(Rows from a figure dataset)
>> begin

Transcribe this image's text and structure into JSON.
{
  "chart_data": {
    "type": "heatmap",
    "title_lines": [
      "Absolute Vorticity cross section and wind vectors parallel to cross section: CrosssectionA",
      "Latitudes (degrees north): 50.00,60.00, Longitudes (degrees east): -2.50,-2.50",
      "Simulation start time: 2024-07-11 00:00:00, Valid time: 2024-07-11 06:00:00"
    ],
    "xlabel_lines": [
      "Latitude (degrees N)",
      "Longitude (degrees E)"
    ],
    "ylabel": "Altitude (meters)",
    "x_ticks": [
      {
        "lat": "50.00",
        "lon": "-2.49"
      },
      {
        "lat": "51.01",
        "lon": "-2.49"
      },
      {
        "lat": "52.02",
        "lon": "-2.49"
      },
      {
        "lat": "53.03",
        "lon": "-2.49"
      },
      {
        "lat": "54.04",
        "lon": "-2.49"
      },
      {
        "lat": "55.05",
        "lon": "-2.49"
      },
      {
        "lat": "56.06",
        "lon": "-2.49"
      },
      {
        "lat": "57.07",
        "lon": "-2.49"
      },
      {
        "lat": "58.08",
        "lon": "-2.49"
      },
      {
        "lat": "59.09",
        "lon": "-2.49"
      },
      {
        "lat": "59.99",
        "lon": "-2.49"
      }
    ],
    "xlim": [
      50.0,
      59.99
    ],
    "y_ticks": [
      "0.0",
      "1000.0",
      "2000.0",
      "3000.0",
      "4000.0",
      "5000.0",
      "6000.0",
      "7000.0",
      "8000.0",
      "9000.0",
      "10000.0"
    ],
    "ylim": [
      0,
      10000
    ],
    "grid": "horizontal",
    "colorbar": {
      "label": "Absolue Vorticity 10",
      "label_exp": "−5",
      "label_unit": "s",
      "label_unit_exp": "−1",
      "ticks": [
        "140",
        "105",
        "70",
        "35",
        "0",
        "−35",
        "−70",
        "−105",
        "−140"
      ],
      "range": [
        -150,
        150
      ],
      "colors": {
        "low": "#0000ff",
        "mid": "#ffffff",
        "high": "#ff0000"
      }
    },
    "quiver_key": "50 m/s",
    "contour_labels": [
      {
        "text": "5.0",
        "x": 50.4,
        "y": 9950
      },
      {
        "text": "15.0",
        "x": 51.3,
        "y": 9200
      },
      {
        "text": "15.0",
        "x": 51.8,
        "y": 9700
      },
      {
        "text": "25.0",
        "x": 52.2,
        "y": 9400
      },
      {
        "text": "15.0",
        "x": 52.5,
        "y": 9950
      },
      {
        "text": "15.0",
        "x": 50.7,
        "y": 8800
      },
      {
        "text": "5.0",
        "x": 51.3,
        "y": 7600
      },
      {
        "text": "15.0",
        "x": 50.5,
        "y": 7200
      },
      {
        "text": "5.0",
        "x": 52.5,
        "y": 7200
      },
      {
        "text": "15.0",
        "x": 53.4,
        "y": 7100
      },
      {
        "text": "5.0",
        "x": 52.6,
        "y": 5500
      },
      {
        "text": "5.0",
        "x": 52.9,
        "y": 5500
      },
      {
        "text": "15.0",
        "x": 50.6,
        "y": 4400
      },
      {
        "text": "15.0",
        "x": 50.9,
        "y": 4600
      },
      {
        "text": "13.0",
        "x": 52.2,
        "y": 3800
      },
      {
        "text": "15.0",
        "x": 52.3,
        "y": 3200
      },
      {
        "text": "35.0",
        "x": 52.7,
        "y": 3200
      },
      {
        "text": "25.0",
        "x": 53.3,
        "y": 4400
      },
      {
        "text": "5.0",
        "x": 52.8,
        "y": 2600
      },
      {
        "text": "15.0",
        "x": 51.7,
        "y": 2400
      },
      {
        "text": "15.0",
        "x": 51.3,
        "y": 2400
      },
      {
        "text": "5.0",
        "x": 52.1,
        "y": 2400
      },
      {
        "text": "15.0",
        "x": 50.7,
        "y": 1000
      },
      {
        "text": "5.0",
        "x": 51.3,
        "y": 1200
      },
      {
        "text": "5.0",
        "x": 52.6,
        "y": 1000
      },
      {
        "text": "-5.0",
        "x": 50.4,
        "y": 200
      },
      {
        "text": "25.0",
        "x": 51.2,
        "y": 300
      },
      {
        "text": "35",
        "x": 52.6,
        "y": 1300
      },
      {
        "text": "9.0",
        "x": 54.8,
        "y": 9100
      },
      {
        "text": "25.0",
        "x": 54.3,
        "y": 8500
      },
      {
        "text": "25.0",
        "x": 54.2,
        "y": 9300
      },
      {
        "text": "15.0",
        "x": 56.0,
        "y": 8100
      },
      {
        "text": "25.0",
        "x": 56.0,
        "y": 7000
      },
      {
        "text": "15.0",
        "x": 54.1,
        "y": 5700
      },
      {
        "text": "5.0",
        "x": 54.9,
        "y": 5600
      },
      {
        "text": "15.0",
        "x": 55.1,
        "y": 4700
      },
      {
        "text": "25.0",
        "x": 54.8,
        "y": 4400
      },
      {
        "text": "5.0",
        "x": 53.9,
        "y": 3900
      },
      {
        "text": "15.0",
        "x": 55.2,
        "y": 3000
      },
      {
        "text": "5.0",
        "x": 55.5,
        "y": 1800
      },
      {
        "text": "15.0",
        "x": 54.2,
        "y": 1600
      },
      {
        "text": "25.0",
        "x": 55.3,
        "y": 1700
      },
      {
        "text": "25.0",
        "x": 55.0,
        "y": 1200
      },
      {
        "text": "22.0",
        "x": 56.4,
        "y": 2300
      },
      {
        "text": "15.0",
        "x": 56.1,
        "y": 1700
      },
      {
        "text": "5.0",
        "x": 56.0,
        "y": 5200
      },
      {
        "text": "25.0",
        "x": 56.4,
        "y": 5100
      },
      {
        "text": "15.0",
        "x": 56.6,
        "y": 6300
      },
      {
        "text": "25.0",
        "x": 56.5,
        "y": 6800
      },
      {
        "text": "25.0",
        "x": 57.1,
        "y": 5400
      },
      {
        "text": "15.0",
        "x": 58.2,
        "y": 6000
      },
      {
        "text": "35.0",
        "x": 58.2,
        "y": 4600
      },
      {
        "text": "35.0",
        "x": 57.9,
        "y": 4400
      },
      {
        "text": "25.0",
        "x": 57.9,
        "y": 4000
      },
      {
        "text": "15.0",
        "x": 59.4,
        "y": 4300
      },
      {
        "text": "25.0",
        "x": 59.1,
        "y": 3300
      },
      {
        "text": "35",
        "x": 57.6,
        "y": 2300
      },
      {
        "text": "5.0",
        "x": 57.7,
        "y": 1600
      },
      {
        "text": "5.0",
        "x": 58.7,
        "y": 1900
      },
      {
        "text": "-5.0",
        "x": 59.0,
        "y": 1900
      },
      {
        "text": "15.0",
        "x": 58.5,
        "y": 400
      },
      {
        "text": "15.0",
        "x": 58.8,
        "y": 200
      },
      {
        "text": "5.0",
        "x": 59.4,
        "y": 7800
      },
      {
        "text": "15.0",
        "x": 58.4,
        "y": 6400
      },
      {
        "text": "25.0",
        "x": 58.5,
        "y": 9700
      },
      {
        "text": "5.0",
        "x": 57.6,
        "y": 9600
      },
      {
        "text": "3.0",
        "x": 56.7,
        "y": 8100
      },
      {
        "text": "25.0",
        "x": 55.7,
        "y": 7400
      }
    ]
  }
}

>> end

### PROBLEM
Reproduce the records in full, exactly as written.

### COMPLETE OUTPUT
Transcribe this image's text and structure into JSON.
{
  "chart_data": {
    "type": "heatmap",
    "title_lines": [
      "Absolute Vorticity cross section and wind vectors parallel to cross section: CrosssectionA",
      "Latitudes (degrees north): 50.00,60.00, Longitudes (degrees east): -2.50,-2.50",
      "Simulation start time: 2024-07-11 00:00:00, Valid time: 2024-07-11 06:00:00"
    ],
    "xlabel_lines": [
      "Latitude (degrees N)",
      "Longitude (degrees E)"
    ],
    "ylabel": "Altitude (meters)",
    "x_ticks": [
      {
        "lat": "50.00",
        "lon": "-2.49"
      },
      {
        "lat": "51.01",
        "lon": "-2.49"
      },
      {
        "lat": "52.02",
        "lon": "-2.49"
      },
      {
        "lat": "53.03",
        "lon": "-2.49"
      },
      {
        "lat": "54.04",
        "lon": "-2.49"
      },
      {
        "lat": "55.05",
        "lon": "-2.49"
      },
      {
        "lat": "56.06",
        "lon": "-2.49"
      },
      {
        "lat": "57.07",
        "lon": "-2.49"
      },
      {
        "lat": "58.08",
        "lon": "-2.49"
      },
      {
        "lat": "59.09",
        "lon": "-2.49"
      },
      {
        "lat": "59.99",
        "lon": "-2.49"
      }
    ],
    "xlim": [
      50.0,
      59.99
    ],
    "y_ticks": [
      "0.0",
      "1000.0",
      "2000.0",
      "3000.0",
      "4000.0",
      "5000.0",
      "6000.0",
      "7000.0",
      "8000.0",
      "9000.0",
      "10000.0"
    ],
    "ylim": [
      0,
      10000
    ],
    "grid": "horizontal",
    "colorbar": {
      "label": "Absolue Vorticity 10",
      "label_exp": "−5",
      "label_unit": "s",
      "label_unit_exp": "−1",
      "ticks": [
        "140",
        "105",
        "70",
        "35",
        "0",
        "−35",
        "−70",
        "−105",
        "−140"
      ],
      "range": [
        -150,
        150
      ],
      "colors": {
        "low": "#0000ff",
        "mid": "#ffffff",
        "high": "#ff0000"
      }
    },
    "quiver_key": "50 m/s",
    "contour_labels": [
      {
        "text": "5.0",
        "x": 50.4,
        "y": 9950
      },
      {
        "text": "15.0",
        "x": 51.3,
        "y": 9200
      },
      {
        "text": "15.0",
        "x": 51.8,
        "y": 9700
      },
      {
        "text": "25.0",
        "x": 52.2,
        "y": 9400
      },
      {
        "text": "15.0",
        "x": 52.5,
        "y": 9950
      },
      {
        "text": "15.0",
        "x": 50.7,
        "y": 8800
      },
      {
        "text": "5.0",
        "x": 51.3,
        "y": 7600
      },
      {
        "text": "15.0",
        "x": 50.5,
        "y": 7200
      },
      {
        "text": "5.0",
        "x": 52.5,
        "y": 7200
      },
      {
        "text": "15.0",
        "x": 53.4,
        "y": 7100
      },
      {
        "text": "5.0",
        "x": 52.6,
        "y": 5500
      },
      {
        "text": "5.0",
        "x": 52.9,
        "y": 5500
      },
      {
        "text": "15.0",
        "x": 50.6,
        "y": 4400
      },
      {
        "text": "15.0",
        "x": 50.9,
        "y": 4600
      },
      {
        "text": "13.0",
        "x": 52.2,
        "y": 3800
      },
      {
        "text": "15.0",
        "x": 52.3,
        "y": 3200
      },
      {
        "text": "35.0",
        "x": 52.7,
        "y": 3200
      },
      {
        "text": "25.0",
        "x": 53.3,
        "y": 4400
      },
      {
        "text": "5.0",
        "x": 52.8,
        "y": 2600
      },
      {
        "text": "15.0",
        "x": 51.7,
        "y": 2400
      },
      {
        "text": "15.0",
        "x": 51.3,
        "y": 2400
      },
      {
        "text": "5.0",
        "x": 52.1,
        "y": 2400
      },
      {
        "text": "15.0",
        "x": 50.7,
        "y": 1000
      },
      {
        "text": "5.0",
        "x": 51.3,
        "y": 1200
      },
      {
        "text": "5.0",
        "x": 52.6,
        "y": 1000
      },
      {
        "text": "-5.0",
        "x": 50.4,
        "y": 200
      },
      {
        "text": "25.0",
        "x": 51.2,
        "y": 300
      },
      {
        "text": "35",
        "x": 52.6,
        "y": 1300
      },
      {
        "text": "9.0",
        "x": 54.8,
        "y": 9100
      },
      {
        "text": "25.0",
        "x": 54.3,
        "y": 8500
      },
      {
        "text": "25.0",
        "x": 54.2,
        "y": 9300
      },
      {
        "text": "15.0",
        "x": 56.0,
        "y": 8100
      },
      {
        "text": "25.0",
        "x": 56.0,
        "y": 7000
      },
      {
        "text": "15.0",
        "x": 54.1,
        "y": 5700
      },
      {
        "text": "5.0",
        "x": 54.9,
        "y": 5600
      },
      {
        "text": "15.0",
        "x": 55.1,
        "y": 4700
      },
      {
        "text": "25.0",
        "x": 54.8,
        "y": 4400
      },
      {
        "text": "5.0",
        "x": 53.9,
        "y": 3900
      },
      {
        "text": "15.0",
        "x": 55.2,
        "y": 3000
      },
      {
        "text": "5.0",
        "x": 55.5,
        "y": 1800
      },
      {
        "text": "15.0",
        "x": 54.2,
        "y": 1600
      },
      {
        "text": "25.0",
        "x": 55.3,
        "y": 1700
      },
      {
        "text": "25.0",
        "x": 55.0,
        "y": 1200
      },
      {
        "text": "22.0",
        "x": 56.4,
        "y": 2300
      },
      {
        "text": "15.0",
        "x": 56.1,
        "y": 1700
      },
      {
        "text": "5.0",
        "x": 56.0,
        "y": 5200
      },
      {
        "text": "25.0",
        "x": 56.4,
        "y": 5100
      },
      {
        "text": "15.0",
        "x": 56.6,
        "y": 6300
      },
      {
        "text": "25.0",
        "x": 56.5,
        "y": 6800
      },
      {
        "text": "25.0",
        "x": 57.1,
        "y": 5400
      },
      {
        "text": "15.0",
        "x": 58.2,
        "y": 6000
      },
      {
        "text": "35.0",
        "x": 58.2,
        "y": 4600
      },
      {
        "text": "35.0",
        "x": 57.9,
        "y": 4400
      },
      {
        "text": "25.0",
        "x": 57.9,
        "y": 4000
      },
      {
        "text": "15.0",
        "x": 59.4,
        "y": 4300
      },
      {
        "text": "25.0",
        "x": 59.1,
        "y": 3300
      },
      {
        "text": "35",
        "x": 57.6,
        "y": 2300
      },
      {
        "text": "5.0",
        "x": 57.7,
        "y": 1600
      },
      {
        "text": "5.0",
        "x": 58.7,
        "y": 1900
      },
      {
        "text": "-5.0",
        "x": 59.0,
        "y": 1900
      },
      {
        "text": "15.0",
        "x": 58.5,
        "y": 400
      },
      {
        "text": "15.0",
        "x": 58.8,
        "y": 200
      },
      {
        "text": "5.0",
        "x": 59.4,
        "y": 7800
      },
      {
        "text": "15.0",
        "x": 58.4,
        "y": 6400
      },
      {
        "text": "25.0",
        "x": 58.5,
        "y": 9700
      },
      {
        "text": "5.0",
        "x": 57.6,
        "y": 9600
      },
      {
        "text": "3.0",
        "x": 56.7,
        "y": 8100
      },
      {
        "text": "25.0",
        "x": 55.7,
        "y": 7400
      }
    ]
  }
}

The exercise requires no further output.